[WHAT IS REQUIRED]: Give nothing except the number of lines containing the word "JSON".

[RAW RECORDS]:
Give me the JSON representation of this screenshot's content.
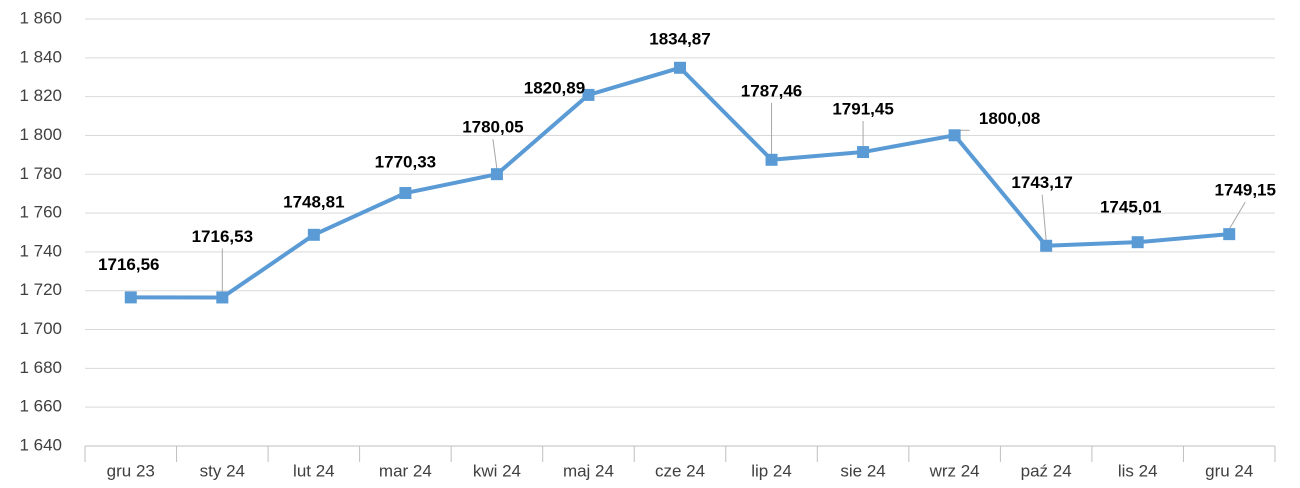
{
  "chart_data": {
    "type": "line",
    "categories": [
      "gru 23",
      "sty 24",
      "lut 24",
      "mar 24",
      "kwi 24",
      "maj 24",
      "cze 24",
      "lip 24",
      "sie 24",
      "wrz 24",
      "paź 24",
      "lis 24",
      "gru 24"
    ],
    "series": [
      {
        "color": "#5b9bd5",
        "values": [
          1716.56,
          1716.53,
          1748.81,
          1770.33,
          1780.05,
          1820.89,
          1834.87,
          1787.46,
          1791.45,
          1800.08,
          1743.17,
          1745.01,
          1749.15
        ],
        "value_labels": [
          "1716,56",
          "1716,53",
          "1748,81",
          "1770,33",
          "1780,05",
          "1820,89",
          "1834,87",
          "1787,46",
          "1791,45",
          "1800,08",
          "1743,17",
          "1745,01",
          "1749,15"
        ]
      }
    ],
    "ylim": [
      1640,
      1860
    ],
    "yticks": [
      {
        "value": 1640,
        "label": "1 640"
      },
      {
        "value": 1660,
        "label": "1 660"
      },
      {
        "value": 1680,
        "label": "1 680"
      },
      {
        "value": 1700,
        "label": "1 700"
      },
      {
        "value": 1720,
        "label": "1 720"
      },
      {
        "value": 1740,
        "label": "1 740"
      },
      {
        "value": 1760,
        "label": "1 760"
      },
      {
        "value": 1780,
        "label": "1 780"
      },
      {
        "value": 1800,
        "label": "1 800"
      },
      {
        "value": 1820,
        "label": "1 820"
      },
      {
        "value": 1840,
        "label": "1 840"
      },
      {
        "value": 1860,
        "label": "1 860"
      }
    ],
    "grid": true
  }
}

...

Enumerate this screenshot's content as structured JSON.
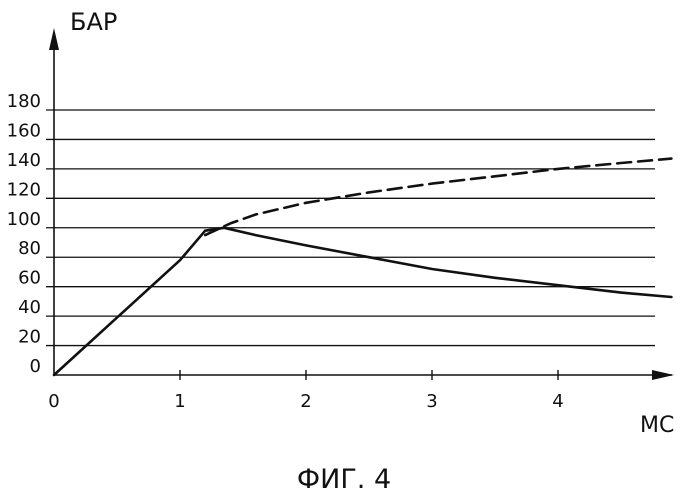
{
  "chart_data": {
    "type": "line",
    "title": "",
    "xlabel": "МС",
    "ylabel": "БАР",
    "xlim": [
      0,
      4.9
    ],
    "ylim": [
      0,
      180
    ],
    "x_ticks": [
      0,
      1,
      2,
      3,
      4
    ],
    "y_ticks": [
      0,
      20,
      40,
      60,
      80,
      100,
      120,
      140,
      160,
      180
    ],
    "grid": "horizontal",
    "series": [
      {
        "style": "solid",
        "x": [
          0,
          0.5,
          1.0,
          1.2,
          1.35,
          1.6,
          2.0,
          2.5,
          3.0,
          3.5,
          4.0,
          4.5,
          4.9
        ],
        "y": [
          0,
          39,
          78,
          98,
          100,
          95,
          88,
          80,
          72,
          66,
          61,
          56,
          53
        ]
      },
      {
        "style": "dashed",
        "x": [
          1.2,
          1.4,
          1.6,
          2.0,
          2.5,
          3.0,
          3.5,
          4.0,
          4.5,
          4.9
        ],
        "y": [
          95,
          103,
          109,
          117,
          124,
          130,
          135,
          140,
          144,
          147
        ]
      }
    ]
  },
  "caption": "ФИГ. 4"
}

[RESPONSE TO THE TASK]: 2